TASK DETAILS
Using the listing below, select the lines with the word "phương" and copy them.

Data entries
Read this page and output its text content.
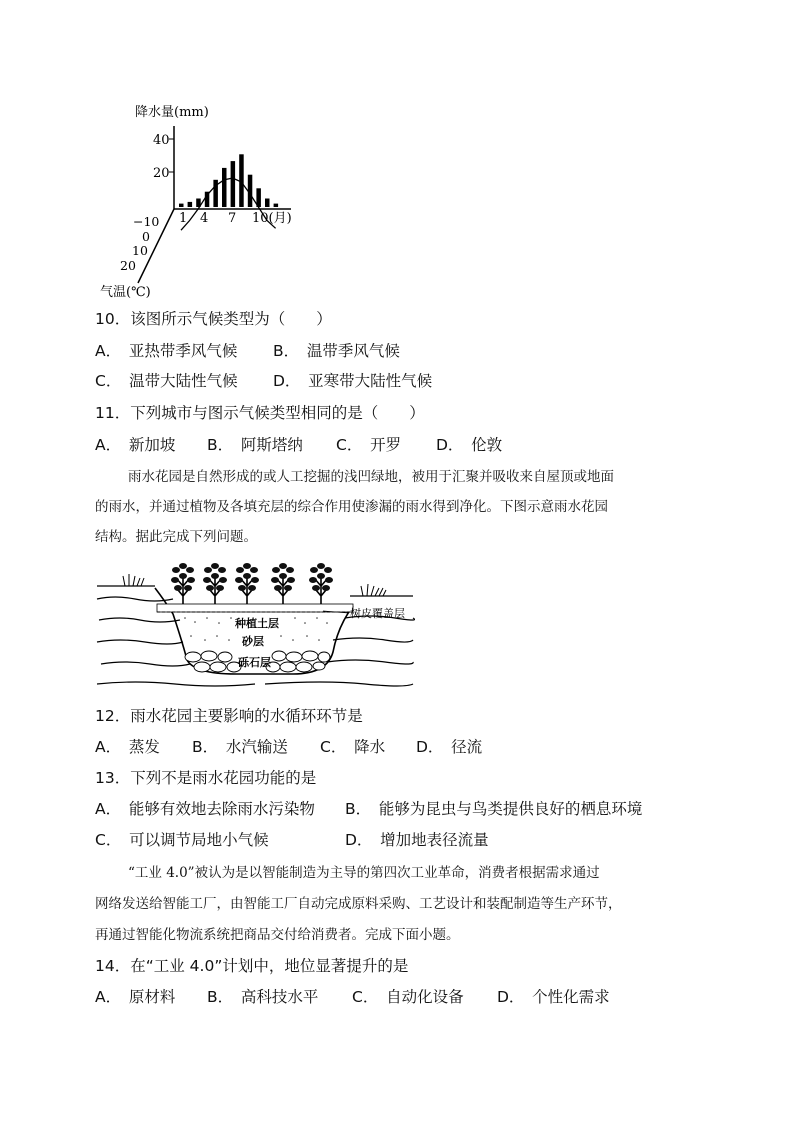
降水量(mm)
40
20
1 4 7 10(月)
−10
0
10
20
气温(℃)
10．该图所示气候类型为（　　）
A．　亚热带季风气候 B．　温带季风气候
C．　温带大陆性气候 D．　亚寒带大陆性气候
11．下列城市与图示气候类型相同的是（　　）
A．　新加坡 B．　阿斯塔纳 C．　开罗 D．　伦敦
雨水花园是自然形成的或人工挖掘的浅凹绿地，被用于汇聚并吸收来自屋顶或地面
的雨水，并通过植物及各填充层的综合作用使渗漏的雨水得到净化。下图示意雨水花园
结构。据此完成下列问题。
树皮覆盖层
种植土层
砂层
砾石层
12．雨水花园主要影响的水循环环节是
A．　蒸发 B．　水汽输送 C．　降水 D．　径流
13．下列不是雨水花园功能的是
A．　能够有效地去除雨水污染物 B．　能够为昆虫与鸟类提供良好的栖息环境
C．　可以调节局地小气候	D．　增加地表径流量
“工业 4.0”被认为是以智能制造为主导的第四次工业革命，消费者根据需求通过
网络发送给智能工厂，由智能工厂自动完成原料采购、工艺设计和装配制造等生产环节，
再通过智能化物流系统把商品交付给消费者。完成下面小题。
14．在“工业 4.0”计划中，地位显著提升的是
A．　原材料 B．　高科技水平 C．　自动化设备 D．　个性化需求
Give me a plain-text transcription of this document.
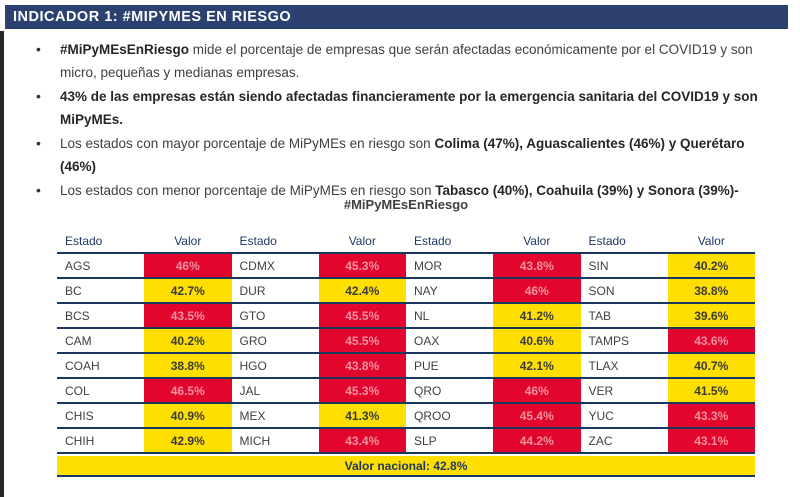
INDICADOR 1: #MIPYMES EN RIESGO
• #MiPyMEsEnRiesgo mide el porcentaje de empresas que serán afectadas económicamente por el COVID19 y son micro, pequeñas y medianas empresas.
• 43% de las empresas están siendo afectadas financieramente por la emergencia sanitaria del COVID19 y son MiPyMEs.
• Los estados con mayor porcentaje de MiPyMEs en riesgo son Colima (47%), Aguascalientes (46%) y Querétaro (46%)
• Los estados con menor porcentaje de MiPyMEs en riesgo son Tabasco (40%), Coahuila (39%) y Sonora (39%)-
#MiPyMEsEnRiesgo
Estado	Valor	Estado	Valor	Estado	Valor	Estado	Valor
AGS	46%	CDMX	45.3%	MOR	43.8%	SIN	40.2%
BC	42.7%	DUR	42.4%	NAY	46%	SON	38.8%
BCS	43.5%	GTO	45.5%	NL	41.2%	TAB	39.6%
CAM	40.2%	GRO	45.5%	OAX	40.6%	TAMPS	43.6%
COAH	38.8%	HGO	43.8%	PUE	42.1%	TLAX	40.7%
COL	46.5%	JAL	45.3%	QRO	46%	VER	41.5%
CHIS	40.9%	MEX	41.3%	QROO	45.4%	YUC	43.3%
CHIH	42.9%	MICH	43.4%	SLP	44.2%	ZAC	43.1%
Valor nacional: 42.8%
---
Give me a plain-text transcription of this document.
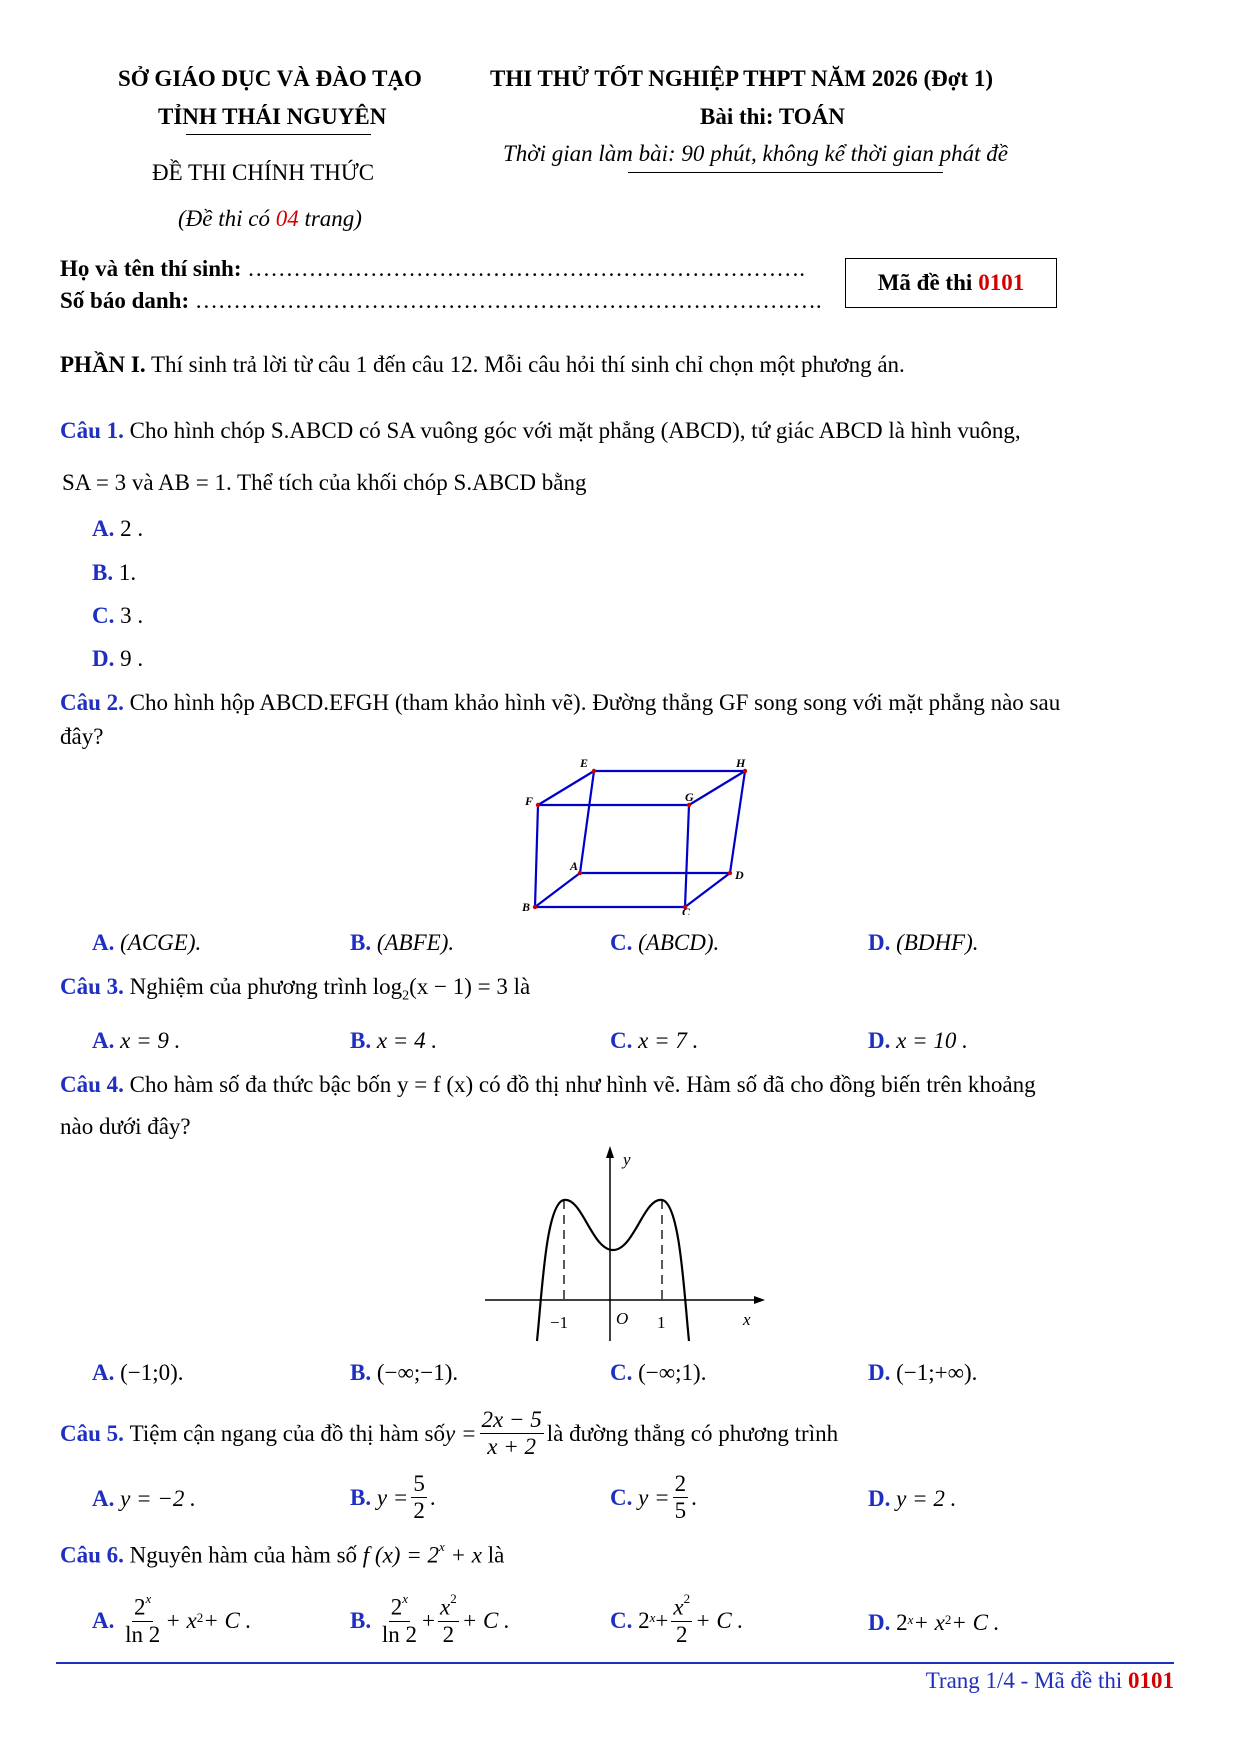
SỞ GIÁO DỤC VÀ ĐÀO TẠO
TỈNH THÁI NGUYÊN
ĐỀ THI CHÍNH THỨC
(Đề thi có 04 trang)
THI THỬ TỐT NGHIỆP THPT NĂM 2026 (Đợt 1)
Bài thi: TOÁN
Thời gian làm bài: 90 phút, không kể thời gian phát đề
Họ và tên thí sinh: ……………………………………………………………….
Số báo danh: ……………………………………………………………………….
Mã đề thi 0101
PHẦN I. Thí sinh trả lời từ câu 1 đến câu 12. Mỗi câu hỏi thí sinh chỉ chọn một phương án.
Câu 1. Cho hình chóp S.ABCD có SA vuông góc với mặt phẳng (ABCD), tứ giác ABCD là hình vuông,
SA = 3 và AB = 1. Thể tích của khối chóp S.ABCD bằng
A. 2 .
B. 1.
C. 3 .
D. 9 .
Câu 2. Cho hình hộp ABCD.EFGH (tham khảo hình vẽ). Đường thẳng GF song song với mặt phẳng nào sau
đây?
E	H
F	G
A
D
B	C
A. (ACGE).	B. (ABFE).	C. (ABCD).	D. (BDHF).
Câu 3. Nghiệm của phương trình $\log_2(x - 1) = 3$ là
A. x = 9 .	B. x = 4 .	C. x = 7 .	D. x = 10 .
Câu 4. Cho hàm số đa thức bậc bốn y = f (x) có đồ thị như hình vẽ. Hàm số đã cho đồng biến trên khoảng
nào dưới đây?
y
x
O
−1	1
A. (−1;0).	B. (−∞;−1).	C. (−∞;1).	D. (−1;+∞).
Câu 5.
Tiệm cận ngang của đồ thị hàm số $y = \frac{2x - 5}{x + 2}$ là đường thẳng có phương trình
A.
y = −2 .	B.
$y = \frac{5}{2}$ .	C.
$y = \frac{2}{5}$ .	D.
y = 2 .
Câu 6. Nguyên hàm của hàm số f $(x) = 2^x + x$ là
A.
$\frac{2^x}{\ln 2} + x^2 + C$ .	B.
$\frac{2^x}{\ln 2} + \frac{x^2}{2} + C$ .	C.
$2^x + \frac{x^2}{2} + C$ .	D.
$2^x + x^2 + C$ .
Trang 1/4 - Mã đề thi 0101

FINAL ANSWER
PHẦN I. Thí sinh trả lời từ câu 1 đến câu 12. Mỗi câu hỏi thí sinh chỉ chọn một phương án.
Câu 3. Nghiệm của phương trình $\log_2(x - 1) = 3$ là
Tiệm cận ngang của đồ thị hàm số $y = \frac{2x - 5}{x + 2}$ là đường thẳng có phương trình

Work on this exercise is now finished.